_Your task_
From the listing that follows, output everything exactly except the pictures.

BEGIN Data supplied

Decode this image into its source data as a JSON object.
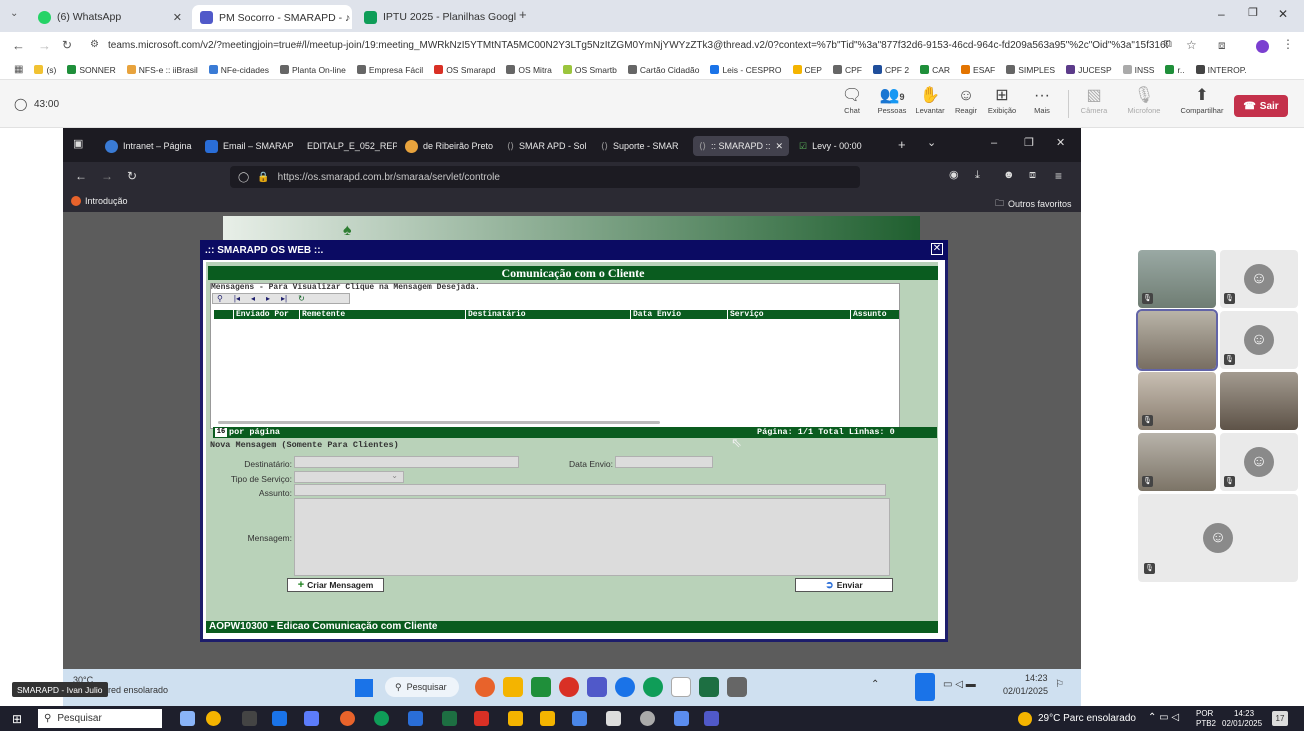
{
  "outer_tabs": [
    {
      "label": "(6) WhatsApp",
      "color": "#25d366"
    },
    {
      "label": "PM Socorro - SMARAPD - ♪ 🔊",
      "color": "#5059c9"
    },
    {
      "label": "IPTU 2025 - Planilhas Google",
      "color": "#0f9d58"
    }
  ],
  "url": "teams.microsoft.com/v2/?meetingjoin=true#/l/meetup-join/19:meeting_MWRkNzI5YTMtNTA5MC00N2Y3LTg5NzItZGM0YmNjYWYzZTk3@thread.v2/0?context=%7b\"Tid\"%3a\"877f32d6-9153-46cd-964c-fd209a563a95\"%2c\"Oid\"%3a\"15f3165b-31b3-4...",
  "bookmarks": [
    "(s)",
    "SONNER",
    "NFS-e :: iiBrasil",
    "NFe-cidades",
    "Planta On-line",
    "Empresa Fácil",
    "OS Smarapd",
    "OS Mitra",
    "OS Smartb",
    "Cartão Cidadão",
    "Leis - CESPRO",
    "CEP",
    "CPF",
    "CPF 2",
    "CAR",
    "ESAF",
    "SIMPLES",
    "JUCESP",
    "INSS",
    "r..",
    "INTEROP."
  ],
  "teams": {
    "timer": "43:00",
    "buttons": [
      "Chat",
      "Pessoas",
      "Levantar",
      "Reagir",
      "Exibição",
      "Mais",
      "Câmera",
      "Microfone",
      "Compartilhar"
    ],
    "people_count": "9",
    "leave": "Sair"
  },
  "inner_tabs": [
    "Intranet – Página",
    "Email – SMARAP",
    "EDITALP_E_052_REPI",
    "de Ribeirão Preto",
    "SMAR APD - Sol",
    "Suporte - SMAR",
    ":: SMARAPD ::",
    "Levy - 00:00"
  ],
  "inner_url": "https://os.smarapd.com.br/smaraa/servlet/controle",
  "inner_bookmark": "Introdução",
  "inner_favorites": "Outros favoritos",
  "dialog": {
    "title": ".:: SMARAPD OS WEB ::.",
    "header": "Comunicação com o Cliente",
    "messages_caption": "Mensagens - Para Visualizar Clique na Mensagem Desejada.",
    "columns": [
      "Enviado Por",
      "Remetente",
      "Destinatário",
      "Data Envio",
      "Serviço",
      "Assunto"
    ],
    "per_page_value": "16",
    "per_page_label": "por página",
    "pager": "Página: 1/1 Total Linhas: 0",
    "new_caption": "Nova Mensagem (Somente Para Clientes)",
    "labels": {
      "destinatario": "Destinatário:",
      "data_envio": "Data Envio:",
      "tipo_servico": "Tipo de Serviço:",
      "assunto": "Assunto:",
      "mensagem": "Mensagem:"
    },
    "btn_criar": "Criar Mensagem",
    "btn_enviar": "Enviar",
    "footer": "AOPW10300 - Edicao Comunicação com Cliente"
  },
  "inner_taskbar": {
    "search": "Pesquisar",
    "time": "14:23",
    "date": "02/01/2025",
    "weather": "30°C",
    "weather_sub": "Pred ensolarado"
  },
  "presenter_label": "SMARAPD - Ivan Julio",
  "outer_taskbar": {
    "search": "Pesquisar",
    "weather": "29°C  Parc ensolarado",
    "lang": "POR",
    "lang2": "PTB2",
    "time": "14:23",
    "date": "02/01/2025",
    "badge": "17"
  }
}
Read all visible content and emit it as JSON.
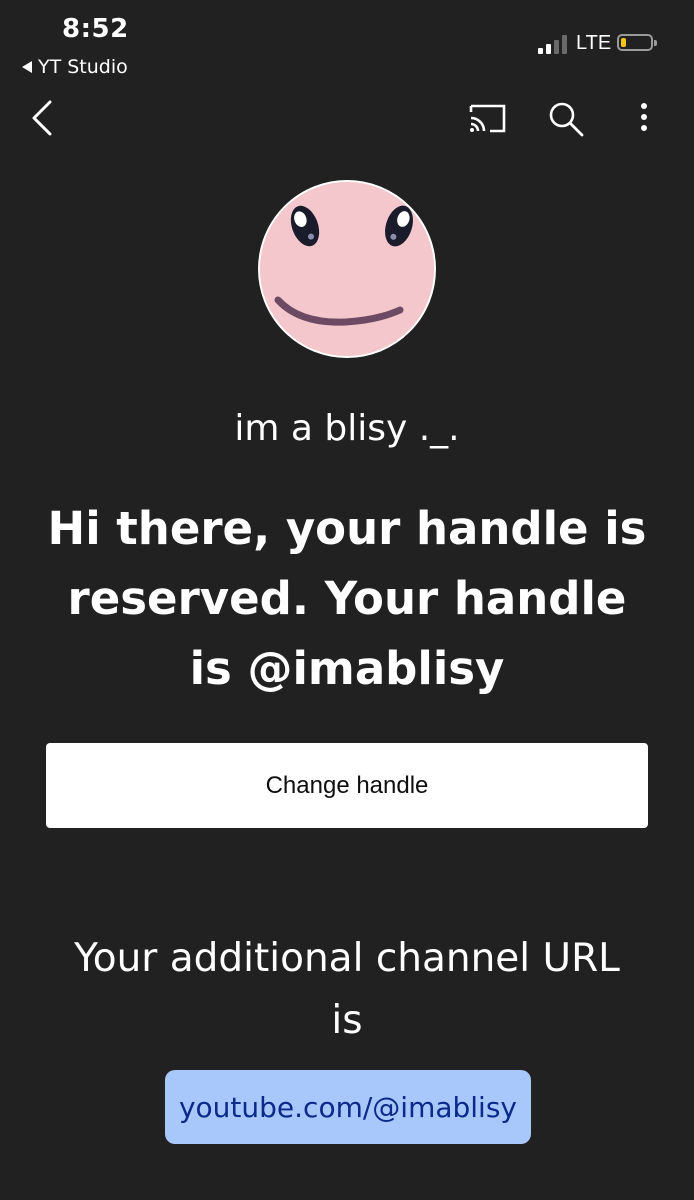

END Data supplied

_Answer for the task_
Decode this image into its source data as a JSON object.
{
  "outer_tabs": [
    {
      "label": "(6) WhatsApp",
      "color": "#25d366"
    },
    {
      "label": "PM Socorro - SMARAPD - ♪ 🔊",
      "color": "#5059c9"
    },
    {
      "label": "IPTU 2025 - Planilhas Google",
      "color": "#0f9d58"
    }
  ],
  "url": "teams.microsoft.com/v2/?meetingjoin=true#/l/meetup-join/19:meeting_MWRkNzI5YTMtNTA5MC00N2Y3LTg5NzItZGM0YmNjYWYzZTk3@thread.v2/0?context=%7b\"Tid\"%3a\"877f32d6-9153-46cd-964c-fd209a563a95\"%2c\"Oid\"%3a\"15f3165b-31b3-4...",
  "bookmarks": [
    "(s)",
    "SONNER",
    "NFS-e :: iiBrasil",
    "NFe-cidades",
    "Planta On-line",
    "Empresa Fácil",
    "OS Smarapd",
    "OS Mitra",
    "OS Smartb",
    "Cartão Cidadão",
    "Leis - CESPRO",
    "CEP",
    "CPF",
    "CPF 2",
    "CAR",
    "ESAF",
    "SIMPLES",
    "JUCESP",
    "INSS",
    "r..",
    "INTEROP."
  ],
  "teams": {
    "timer": "43:00",
    "buttons": [
      "Chat",
      "Pessoas",
      "Levantar",
      "Reagir",
      "Exibição",
      "Mais",
      "Câmera",
      "Microfone",
      "Compartilhar"
    ],
    "people_count": "9",
    "leave": "Sair"
  },
  "inner_tabs": [
    "Intranet – Página",
    "Email – SMARAP",
    "EDITALP_E_052_REPI",
    "de Ribeirão Preto",
    "SMAR APD - Sol",
    "Suporte - SMAR",
    ":: SMARAPD ::",
    "Levy - 00:00"
  ],
  "inner_url": "https://os.smarapd.com.br/smaraa/servlet/controle",
  "inner_bookmark": "Introdução",
  "inner_favorites": "Outros favoritos",
  "dialog": {
    "title": ".:: SMARAPD OS WEB ::.",
    "header": "Comunicação com o Cliente",
    "messages_caption": "Mensagens - Para Visualizar Clique na Mensagem Desejada.",
    "columns": [
      "Enviado Por",
      "Remetente",
      "Destinatário",
      "Data Envio",
      "Serviço",
      "Assunto"
    ],
    "per_page_value": "16",
    "per_page_label": "por página",
    "pager": "Página: 1/1 Total Linhas: 0",
    "new_caption": "Nova Mensagem (Somente Para Clientes)",
    "labels": {
      "destinatario": "Destinatário:",
      "data_envio": "Data Envio:",
      "tipo_servico": "Tipo de Serviço:",
      "assunto": "Assunto:",
      "mensagem": "Mensagem:"
    },
    "btn_criar": "Criar Mensagem",
    "btn_enviar": "Enviar",
    "footer": "AOPW10300 - Edicao Comunicação com Cliente"
  },
  "inner_taskbar": {
    "search": "Pesquisar",
    "time": "14:23",
    "date": "02/01/2025",
    "weather": "30°C",
    "weather_sub": "Pred ensolarado"
  },
  "presenter_label": "SMARAPD - Ivan Julio",
  "outer_taskbar": {
    "search": "Pesquisar",
    "weather": "29°C  Parc ensolarado",
    "lang": "POR",
    "lang2": "PTB2",
    "time": "14:23",
    "date": "02/01/2025",
    "badge": "17"
  }
}
Read all visible content and emit it as JSON.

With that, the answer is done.